[Collected data]
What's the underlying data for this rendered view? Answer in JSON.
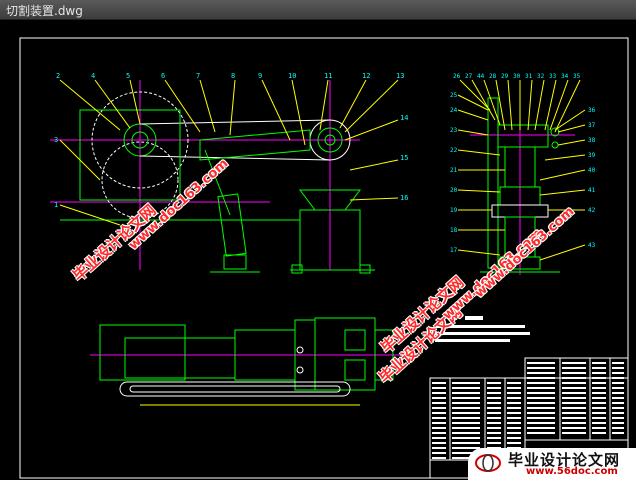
{
  "window": {
    "title": "切割装置.dwg"
  },
  "colors": {
    "background": "#000000",
    "outline": "#00ff00",
    "frame": "#ffffff",
    "leader": "#ffff00",
    "center": "#ff00ff",
    "label": "#00ffff",
    "watermark": "#ff2a2a"
  },
  "watermarks": [
    {
      "text": "毕业设计论文网"
    },
    {
      "text": "www.doc163.com"
    },
    {
      "text": "毕业设计论文网"
    },
    {
      "text": "www.doc163.com"
    },
    {
      "text": "毕业设计论文网"
    },
    {
      "text": "www.doc163.com"
    }
  ],
  "banner": {
    "cn": "毕业设计论文网",
    "url": "www.56doc.com"
  },
  "front_view_labels": [
    "1",
    "2",
    "3",
    "4",
    "5",
    "6",
    "7",
    "8",
    "9",
    "10",
    "11",
    "12",
    "13",
    "14",
    "15",
    "16"
  ],
  "side_view_labels": [
    "17",
    "18",
    "19",
    "20",
    "21",
    "22",
    "23",
    "24",
    "25",
    "26",
    "27",
    "28",
    "29",
    "30",
    "31",
    "32",
    "33",
    "34",
    "35",
    "36",
    "37",
    "38",
    "39",
    "40",
    "41",
    "42",
    "43",
    "44"
  ]
}
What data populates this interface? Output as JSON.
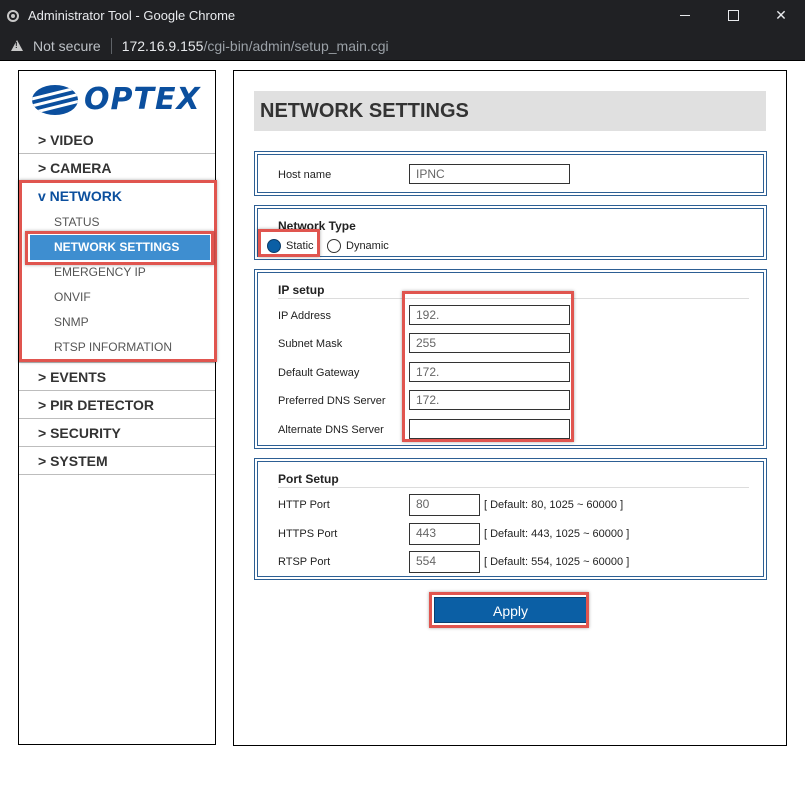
{
  "window": {
    "title": "Administrator Tool - Google Chrome",
    "security_label": "Not secure",
    "url_host": "172.16.9.155",
    "url_path": "/cgi-bin/admin/setup_main.cgi"
  },
  "logo": {
    "text": "OPTEX",
    "icon": "optex-globe-icon"
  },
  "nav": {
    "video": "> VIDEO",
    "camera": "> CAMERA",
    "network": "v NETWORK",
    "network_sub": {
      "status": "STATUS",
      "network_settings": "NETWORK SETTINGS",
      "emergency_ip": "EMERGENCY IP",
      "onvif": "ONVIF",
      "snmp": "SNMP",
      "rtsp_information": "RTSP INFORMATION"
    },
    "events": "> EVENTS",
    "pir_detector": "> PIR DETECTOR",
    "security": "> SECURITY",
    "system": "> SYSTEM"
  },
  "page": {
    "title": "NETWORK SETTINGS"
  },
  "host": {
    "label": "Host name",
    "value": "IPNC"
  },
  "network_type": {
    "legend": "Network Type",
    "static_label": "Static",
    "dynamic_label": "Dynamic",
    "selected": "Static"
  },
  "ip_setup": {
    "legend": "IP setup",
    "ip_address_label": "IP Address",
    "ip_address_value": "192.",
    "subnet_mask_label": "Subnet Mask",
    "subnet_mask_value": "255",
    "default_gateway_label": "Default Gateway",
    "default_gateway_value": "172.",
    "preferred_dns_label": "Preferred DNS Server",
    "preferred_dns_value": "172.",
    "alternate_dns_label": "Alternate DNS Server",
    "alternate_dns_value": ""
  },
  "port_setup": {
    "legend": "Port Setup",
    "http_label": "HTTP Port",
    "http_value": "80",
    "http_hint": "[ Default: 80, 1025 ~ 60000 ]",
    "https_label": "HTTPS Port",
    "https_value": "443",
    "https_hint": "[ Default: 443, 1025 ~ 60000 ]",
    "rtsp_label": "RTSP Port",
    "rtsp_value": "554",
    "rtsp_hint": "[ Default: 554, 1025 ~ 60000 ]"
  },
  "apply_label": "Apply",
  "colors": {
    "brand": "#0b4f9e",
    "selected_nav": "#3e8ed0",
    "apply": "#0b5fa5",
    "highlight": "#e0554f"
  }
}
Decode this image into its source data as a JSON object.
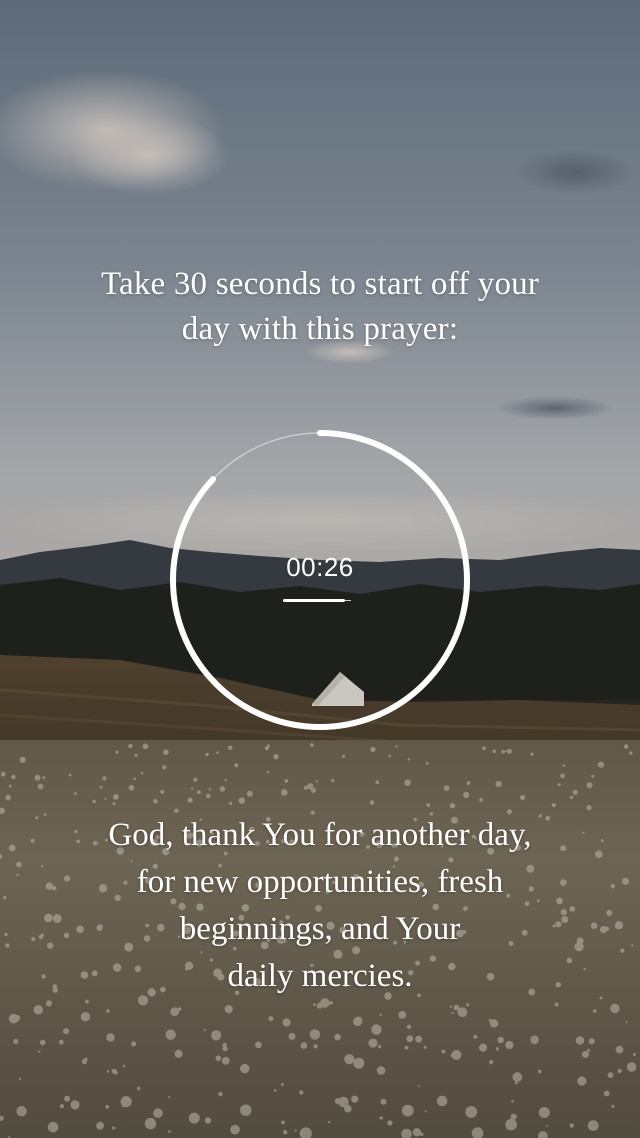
{
  "intro": {
    "lines": [
      "Take 30 seconds to start off your",
      "day with this prayer:"
    ]
  },
  "timer": {
    "display": "00:26",
    "progress": 0.13
  },
  "prayer": {
    "lines": [
      "God, thank You for another day,",
      "for new opportunities, fresh",
      "beginnings, and Your",
      "daily mercies."
    ]
  },
  "colors": {
    "sky_top": "#6f7f8f",
    "sky_bottom": "#b7bcc2",
    "hills": "#3c4047",
    "forest": "#25271f",
    "field": "#6b5a42",
    "meadow": "#8a7f6c",
    "text": "#ffffff"
  }
}
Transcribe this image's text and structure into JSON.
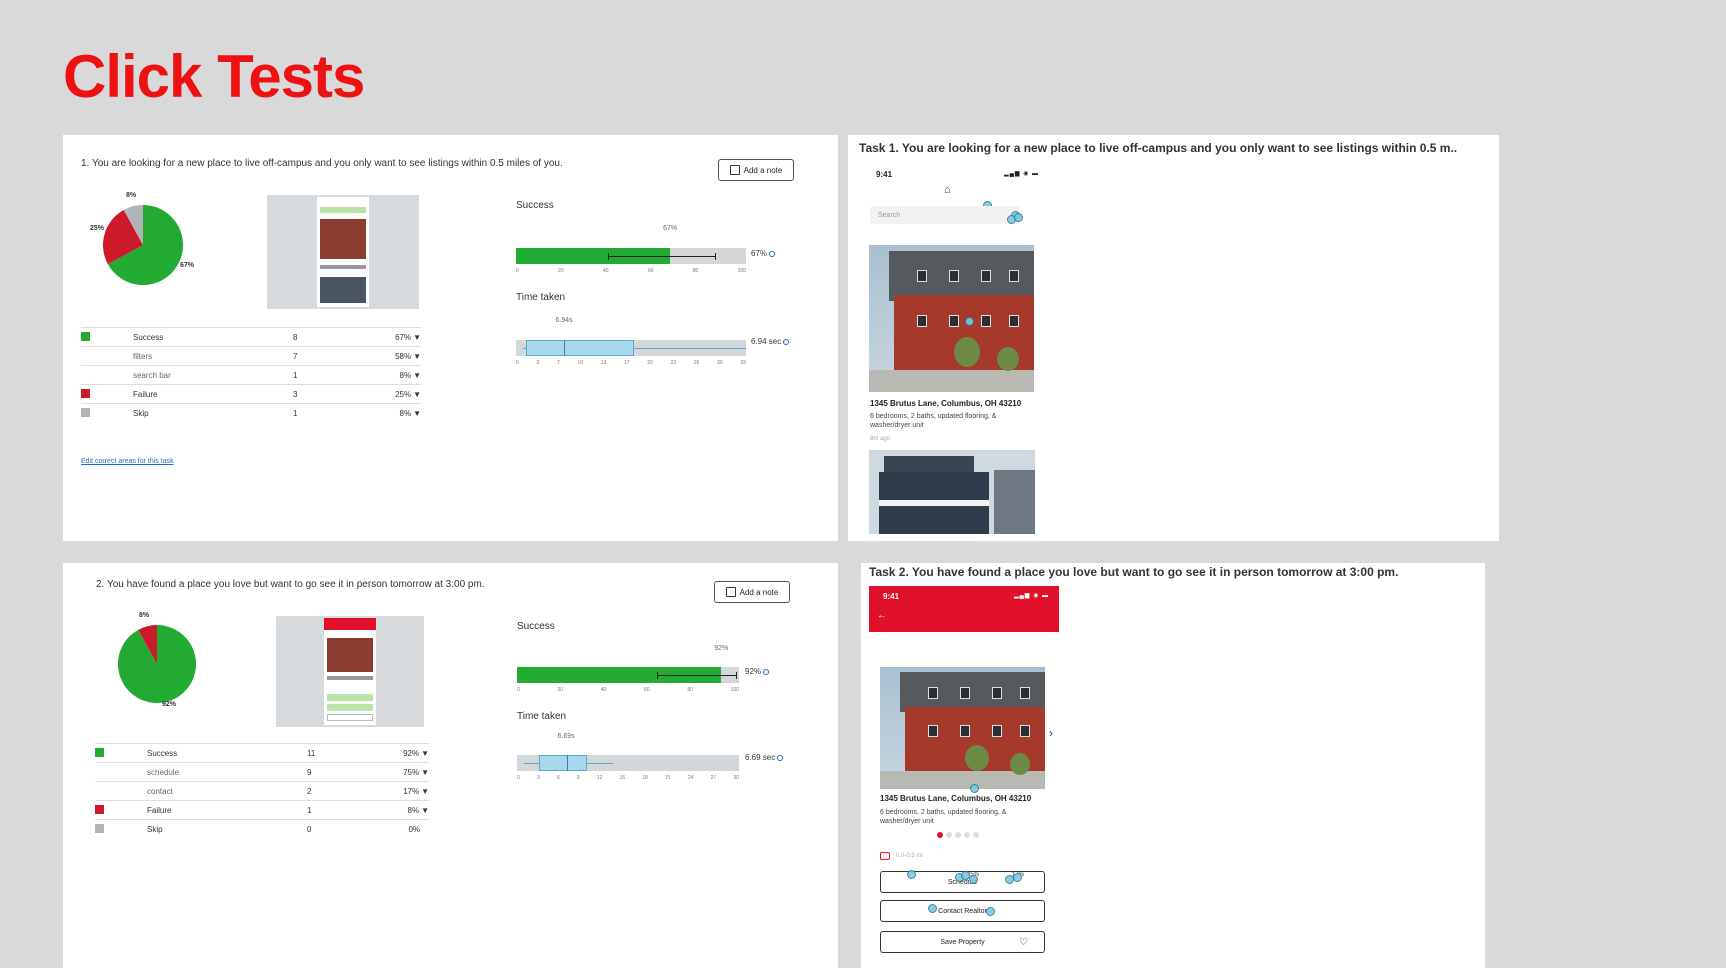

**Written instruction**
Repeat the material above word for word, please, apart from its images.

**Response to the exercise**
What's the underlying data for this rendered view? Answer in JSON.
{
  "window": {
    "title": "切割装置.dwg"
  },
  "colors": {
    "background": "#000000",
    "outline": "#00ff00",
    "frame": "#ffffff",
    "leader": "#ffff00",
    "center": "#ff00ff",
    "label": "#00ffff",
    "watermark": "#ff2a2a"
  },
  "watermarks": [
    {
      "text": "毕业设计论文网"
    },
    {
      "text": "www.doc163.com"
    },
    {
      "text": "毕业设计论文网"
    },
    {
      "text": "www.doc163.com"
    },
    {
      "text": "毕业设计论文网"
    },
    {
      "text": "www.doc163.com"
    }
  ],
  "banner": {
    "cn": "毕业设计论文网",
    "url": "www.56doc.com"
  },
  "front_view_labels": [
    "1",
    "2",
    "3",
    "4",
    "5",
    "6",
    "7",
    "8",
    "9",
    "10",
    "11",
    "12",
    "13",
    "14",
    "15",
    "16"
  ],
  "side_view_labels": [
    "17",
    "18",
    "19",
    "20",
    "21",
    "22",
    "23",
    "24",
    "25",
    "26",
    "27",
    "28",
    "29",
    "30",
    "31",
    "32",
    "33",
    "34",
    "35",
    "36",
    "37",
    "38",
    "39",
    "40",
    "41",
    "42",
    "43",
    "44"
  ]
}
What data populates this interface? Output as JSON.
{
  "window": {
    "title": "Administrator Tool - Google Chrome",
    "security_label": "Not secure",
    "url_host": "172.16.9.155",
    "url_path": "/cgi-bin/admin/setup_main.cgi"
  },
  "logo": {
    "text": "OPTEX",
    "icon": "optex-globe-icon"
  },
  "nav": {
    "video": "> VIDEO",
    "camera": "> CAMERA",
    "network": "v NETWORK",
    "network_sub": {
      "status": "STATUS",
      "network_settings": "NETWORK SETTINGS",
      "emergency_ip": "EMERGENCY IP",
      "onvif": "ONVIF",
      "snmp": "SNMP",
      "rtsp_information": "RTSP INFORMATION"
    },
    "events": "> EVENTS",
    "pir_detector": "> PIR DETECTOR",
    "security": "> SECURITY",
    "system": "> SYSTEM"
  },
  "page": {
    "title": "NETWORK SETTINGS"
  },
  "host": {
    "label": "Host name",
    "value": "IPNC"
  },
  "network_type": {
    "legend": "Network Type",
    "static_label": "Static",
    "dynamic_label": "Dynamic",
    "selected": "Static"
  },
  "ip_setup": {
    "legend": "IP setup",
    "ip_address_label": "IP Address",
    "ip_address_value": "192.",
    "subnet_mask_label": "Subnet Mask",
    "subnet_mask_value": "255",
    "default_gateway_label": "Default Gateway",
    "default_gateway_value": "172.",
    "preferred_dns_label": "Preferred DNS Server",
    "preferred_dns_value": "172.",
    "alternate_dns_label": "Alternate DNS Server",
    "alternate_dns_value": ""
  },
  "port_setup": {
    "legend": "Port Setup",
    "http_label": "HTTP Port",
    "http_value": "80",
    "http_hint": "[ Default: 80, 1025 ~ 60000 ]",
    "https_label": "HTTPS Port",
    "https_value": "443",
    "https_hint": "[ Default: 443, 1025 ~ 60000 ]",
    "rtsp_label": "RTSP Port",
    "rtsp_value": "554",
    "rtsp_hint": "[ Default: 554, 1025 ~ 60000 ]"
  },
  "apply_label": "Apply",
  "colors": {
    "brand": "#0b4f9e",
    "selected_nav": "#3e8ed0",
    "apply": "#0b5fa5",
    "highlight": "#e0554f"
  }
}
Decode this image into its source data as a JSON object.
{
  "intro": {
    "lines": [
      "Take 30 seconds to start off your",
      "day with this prayer:"
    ]
  },
  "timer": {
    "display": "00:26",
    "progress": 0.13
  },
  "prayer": {
    "lines": [
      "God, thank You for another day,",
      "for new opportunities, fresh",
      "beginnings, and Your",
      "daily mercies."
    ]
  },
  "colors": {
    "sky_top": "#6f7f8f",
    "sky_bottom": "#b7bcc2",
    "hills": "#3c4047",
    "forest": "#25271f",
    "field": "#6b5a42",
    "meadow": "#8a7f6c",
    "text": "#ffffff"
  }
}
Transcribe this image's text and structure into JSON.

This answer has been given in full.